(Information shown)
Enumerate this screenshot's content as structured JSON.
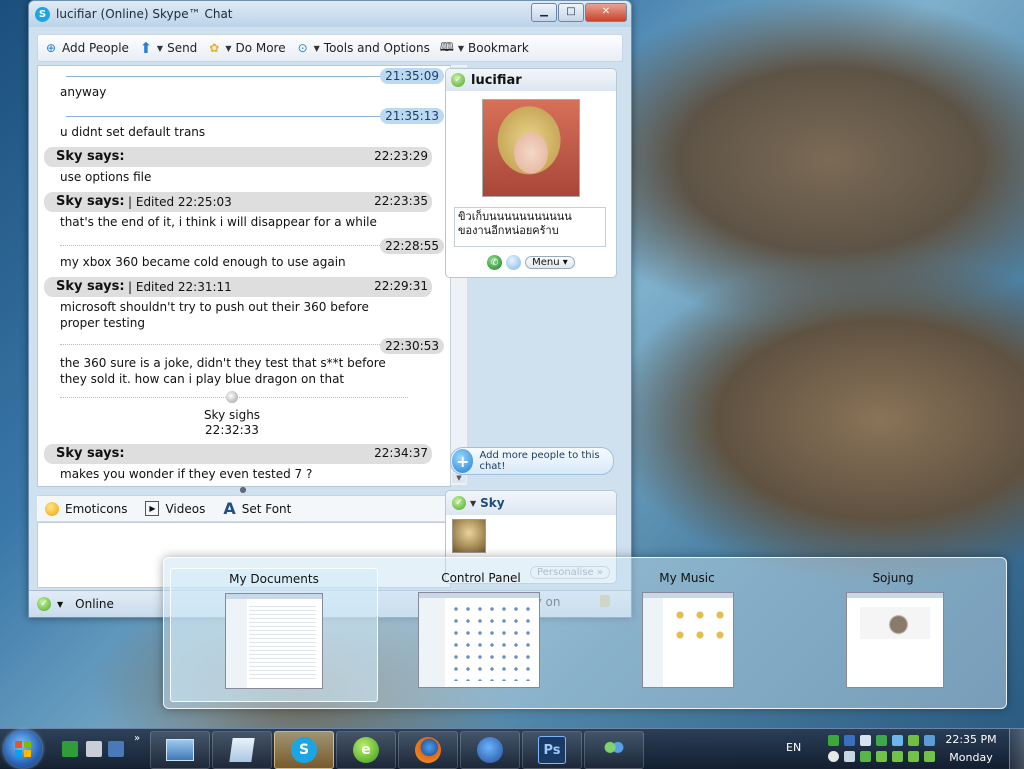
{
  "window": {
    "title": "lucifiar (Online) Skype™ Chat",
    "controls": {
      "minimize": "▁",
      "maximize": "□",
      "close": "✕"
    }
  },
  "toolbar": {
    "add_people": "Add People",
    "send": "Send",
    "do_more": "Do More",
    "tools": "Tools and Options",
    "bookmark": "Bookmark"
  },
  "chat": {
    "messages": [
      {
        "time": "21:35:09",
        "text": "anyway"
      },
      {
        "time": "21:35:13",
        "text": "u didnt set default trans"
      },
      {
        "sender": "Sky says:",
        "time": "22:23:29",
        "text": "use options file"
      },
      {
        "sender": "Sky says:",
        "edited": "| Edited 22:25:03",
        "time": "22:23:35",
        "text": "that's the end of it, i think i will disappear for a while"
      },
      {
        "time": "22:28:55",
        "text": "my xbox 360 became cold enough to use again"
      },
      {
        "sender": "Sky says:",
        "edited": "| Edited 22:31:11",
        "time": "22:29:31",
        "text": "microsoft shouldn't try to push out their 360 before proper testing"
      },
      {
        "time": "22:30:53",
        "text": "the 360 sure is a joke, didn't they test that s**t before they sold it. how can i play blue dragon on that"
      },
      {
        "emote": "Sky sighs",
        "time": "22:32:33"
      },
      {
        "sender": "Sky says:",
        "time": "22:34:37",
        "text": "makes you wonder if they even tested 7 ?"
      }
    ]
  },
  "format_bar": {
    "emoticons": "Emoticons",
    "videos": "Videos",
    "set_font": "Set Font"
  },
  "contact": {
    "name": "lucifiar",
    "mood_line1": "ขิวเก็บนนนนนนนนนนน",
    "mood_line2": "ของานอีกหน่อยคร้าบ",
    "menu": "Menu"
  },
  "add_more": "Add more people to this chat!",
  "self": {
    "name": "Sky",
    "personalise": "Personalise »"
  },
  "status": {
    "label": "Online",
    "history": "istory on"
  },
  "switcher": {
    "items": [
      {
        "label": "My Documents"
      },
      {
        "label": "Control Panel"
      },
      {
        "label": "My Music"
      },
      {
        "label": "Sojung"
      }
    ]
  },
  "taskbar": {
    "lang": "EN",
    "time": "22:35 PM",
    "day": "Monday",
    "apps": [
      "Skype",
      "Firefox",
      "Thunderbird",
      "Photoshop",
      "Messenger"
    ],
    "ps_label": "Ps"
  },
  "colors": {
    "accent": "#1ba6e3",
    "timestamp_bubble": "#bcd9f2",
    "says_bar": "#dedede",
    "online_green": "#4aa82a"
  }
}
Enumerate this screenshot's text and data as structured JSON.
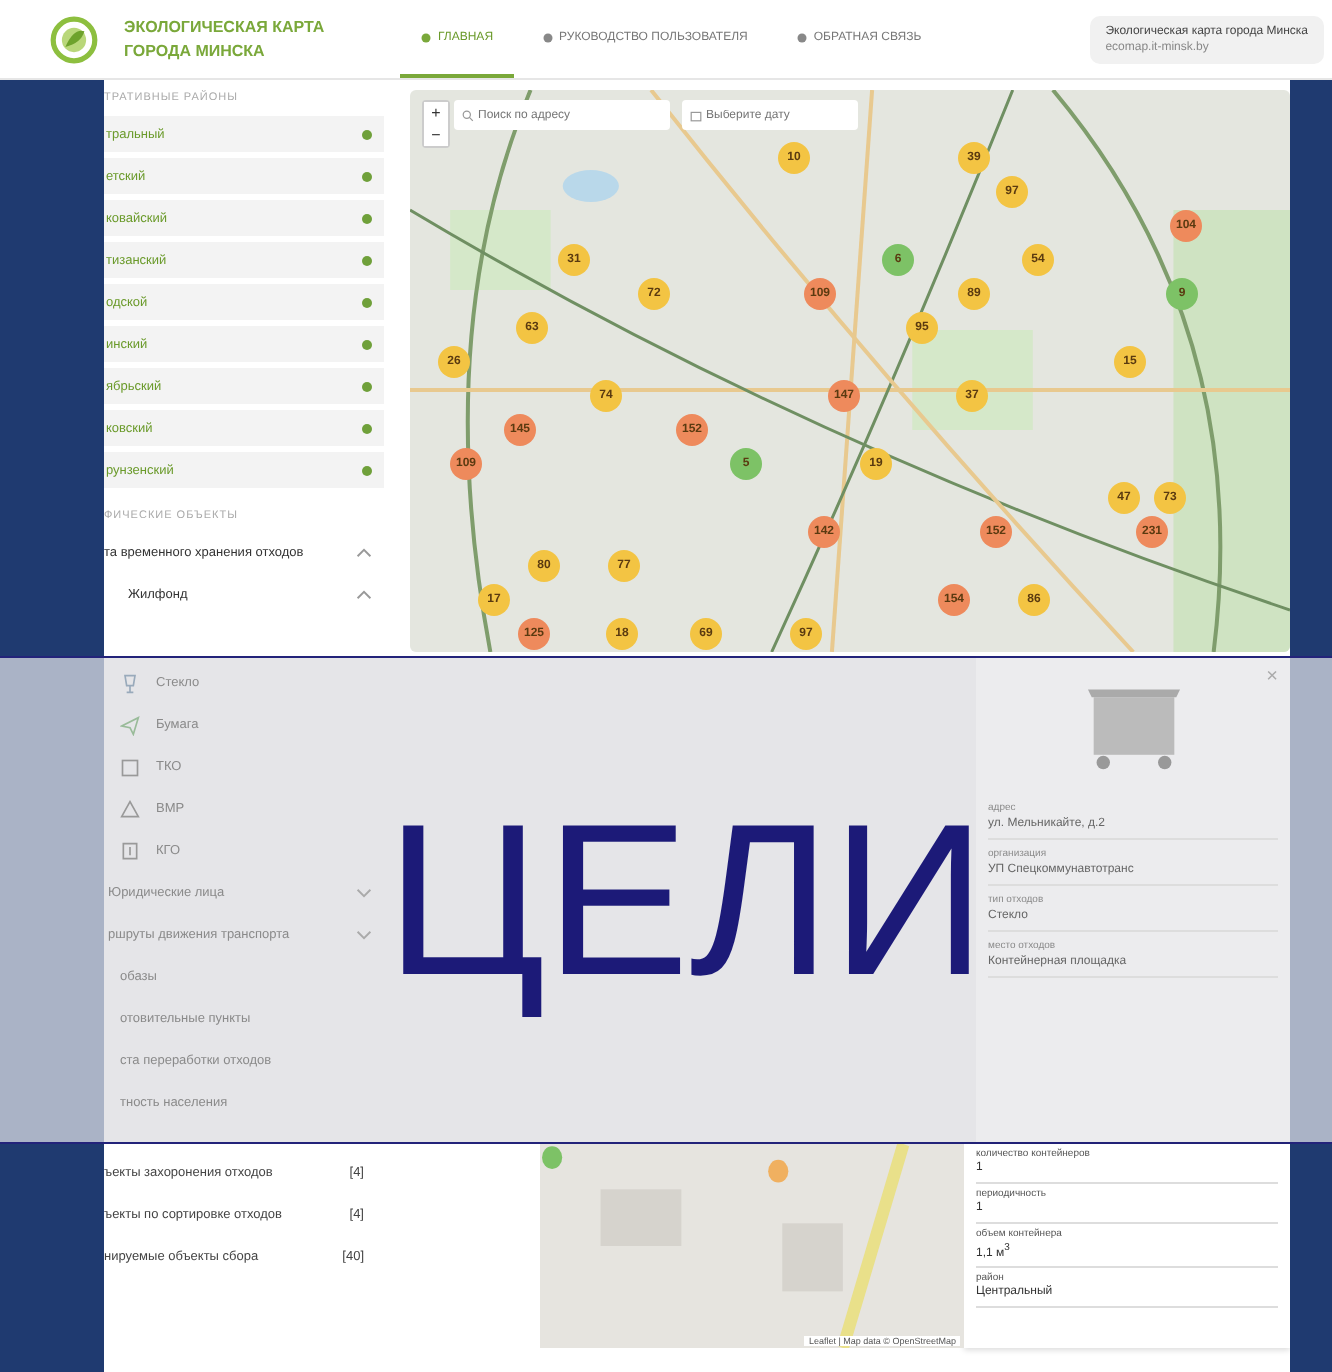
{
  "header": {
    "title_lines": [
      "ЭКОЛОГИЧЕСКАЯ КАРТА",
      "ГОРОДА МИНСКА"
    ],
    "tabs": [
      {
        "label": "ГЛАВНАЯ",
        "selected": true
      },
      {
        "label": "РУКОВОДСТВО ПОЛЬЗОВАТЕЛЯ",
        "selected": false
      },
      {
        "label": "ОБРАТНАЯ СВЯЗЬ",
        "selected": false
      }
    ],
    "site_card": {
      "title": "Экологическая карта города Минска",
      "url": "ecomap.it-minsk.by"
    }
  },
  "sidebar": {
    "districts_heading": "ТРАТИВНЫЕ РАЙОНЫ",
    "districts": [
      {
        "label": "тральный"
      },
      {
        "label": "етский"
      },
      {
        "label": "ковайский"
      },
      {
        "label": "тизанский"
      },
      {
        "label": "одской"
      },
      {
        "label": "инский"
      },
      {
        "label": "ябрьский"
      },
      {
        "label": "ковский"
      },
      {
        "label": "рунзенский"
      }
    ],
    "objects_heading": "ФИЧЕСКИЕ ОБЪЕКТЫ",
    "groups": [
      {
        "label": "та временного хранения отходов",
        "expanded": true
      },
      {
        "label": "Жилфонд",
        "expanded": true
      }
    ]
  },
  "map": {
    "zoom_in": "+",
    "zoom_out": "−",
    "search": {
      "placeholder": "Поиск по адресу"
    },
    "date": {
      "placeholder": "Выберите дату"
    },
    "clusters": [
      {
        "count": "10",
        "color": "#f3c443"
      },
      {
        "count": "39",
        "color": "#f3c443"
      },
      {
        "count": "97",
        "color": "#f3c443"
      },
      {
        "count": "104",
        "color": "#ee8a5c"
      },
      {
        "count": "31",
        "color": "#f3c443"
      },
      {
        "count": "6",
        "color": "#7dc266"
      },
      {
        "count": "54",
        "color": "#f3c443"
      },
      {
        "count": "72",
        "color": "#f3c443"
      },
      {
        "count": "109",
        "color": "#ee8a5c"
      },
      {
        "count": "89",
        "color": "#f3c443"
      },
      {
        "count": "9",
        "color": "#7dc266"
      },
      {
        "count": "63",
        "color": "#f3c443"
      },
      {
        "count": "95",
        "color": "#f3c443"
      },
      {
        "count": "26",
        "color": "#f3c443"
      },
      {
        "count": "15",
        "color": "#f3c443"
      },
      {
        "count": "74",
        "color": "#f3c443"
      },
      {
        "count": "147",
        "color": "#ee8a5c"
      },
      {
        "count": "37",
        "color": "#f3c443"
      },
      {
        "count": "145",
        "color": "#ee8a5c"
      },
      {
        "count": "152",
        "color": "#ee8a5c"
      },
      {
        "count": "109",
        "color": "#ee8a5c"
      },
      {
        "count": "5",
        "color": "#7dc266"
      },
      {
        "count": "19",
        "color": "#f3c443"
      },
      {
        "count": "47",
        "color": "#f3c443"
      },
      {
        "count": "73",
        "color": "#f3c443"
      },
      {
        "count": "142",
        "color": "#ee8a5c"
      },
      {
        "count": "152",
        "color": "#ee8a5c"
      },
      {
        "count": "231",
        "color": "#ee8a5c"
      },
      {
        "count": "80",
        "color": "#f3c443"
      },
      {
        "count": "77",
        "color": "#f3c443"
      },
      {
        "count": "17",
        "color": "#f3c443"
      },
      {
        "count": "154",
        "color": "#ee8a5c"
      },
      {
        "count": "86",
        "color": "#f3c443"
      },
      {
        "count": "125",
        "color": "#ee8a5c"
      },
      {
        "count": "18",
        "color": "#f3c443"
      },
      {
        "count": "69",
        "color": "#f3c443"
      },
      {
        "count": "97",
        "color": "#f3c443"
      }
    ]
  },
  "slide_title": "ЦЕЛИ",
  "band_sidebar": [
    {
      "kind": "waste",
      "label": "Стекло"
    },
    {
      "kind": "waste",
      "label": "Бумага"
    },
    {
      "kind": "waste",
      "label": "ТКО"
    },
    {
      "kind": "waste",
      "label": "ВМР"
    },
    {
      "kind": "waste",
      "label": "КГО"
    },
    {
      "kind": "group",
      "label": "Юридические лица",
      "expanded": false
    },
    {
      "kind": "group",
      "label": "ршруты движения транспорта",
      "expanded": false
    },
    {
      "kind": "layer",
      "label": "обазы"
    },
    {
      "kind": "layer",
      "label": "отовительные пункты"
    },
    {
      "kind": "layer",
      "label": "ста переработки отходов"
    },
    {
      "kind": "layer",
      "label": "тность населения"
    }
  ],
  "popup_upper_fields": [
    {
      "label": "адрес",
      "value": "ул. Мельникайте, д.2"
    },
    {
      "label": "организация",
      "value": "УП Спецкоммунавтотранс"
    },
    {
      "label": "тип отходов",
      "value": "Стекло"
    },
    {
      "label": "место отходов",
      "value": "Контейнерная площадка"
    }
  ],
  "popup_close": "×",
  "lower_sidebar": [
    {
      "label": "ъекты захоронения отходов",
      "count": "[4]"
    },
    {
      "label": "ъекты по сортировке отходов",
      "count": "[4]"
    },
    {
      "label": "нируемые объекты сбора",
      "count": "[40]"
    }
  ],
  "popup_lower_fields": [
    {
      "label": "количество контейнеров",
      "value": "1"
    },
    {
      "label": "периодичность",
      "value": "1"
    },
    {
      "label": "объем контейнера",
      "value": "1,1 м$^{3}$"
    },
    {
      "label": "район",
      "value": "Центральный"
    }
  ],
  "map_attribution": "Leaflet | Map data © OpenStreetMap"
}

(What is required) Using the listing above, pick out each line that contains the word "Skype", then copy it.

(Answer to this task)
    "title": "lucifiar (Online) Skype™ Chat",
      "Skype",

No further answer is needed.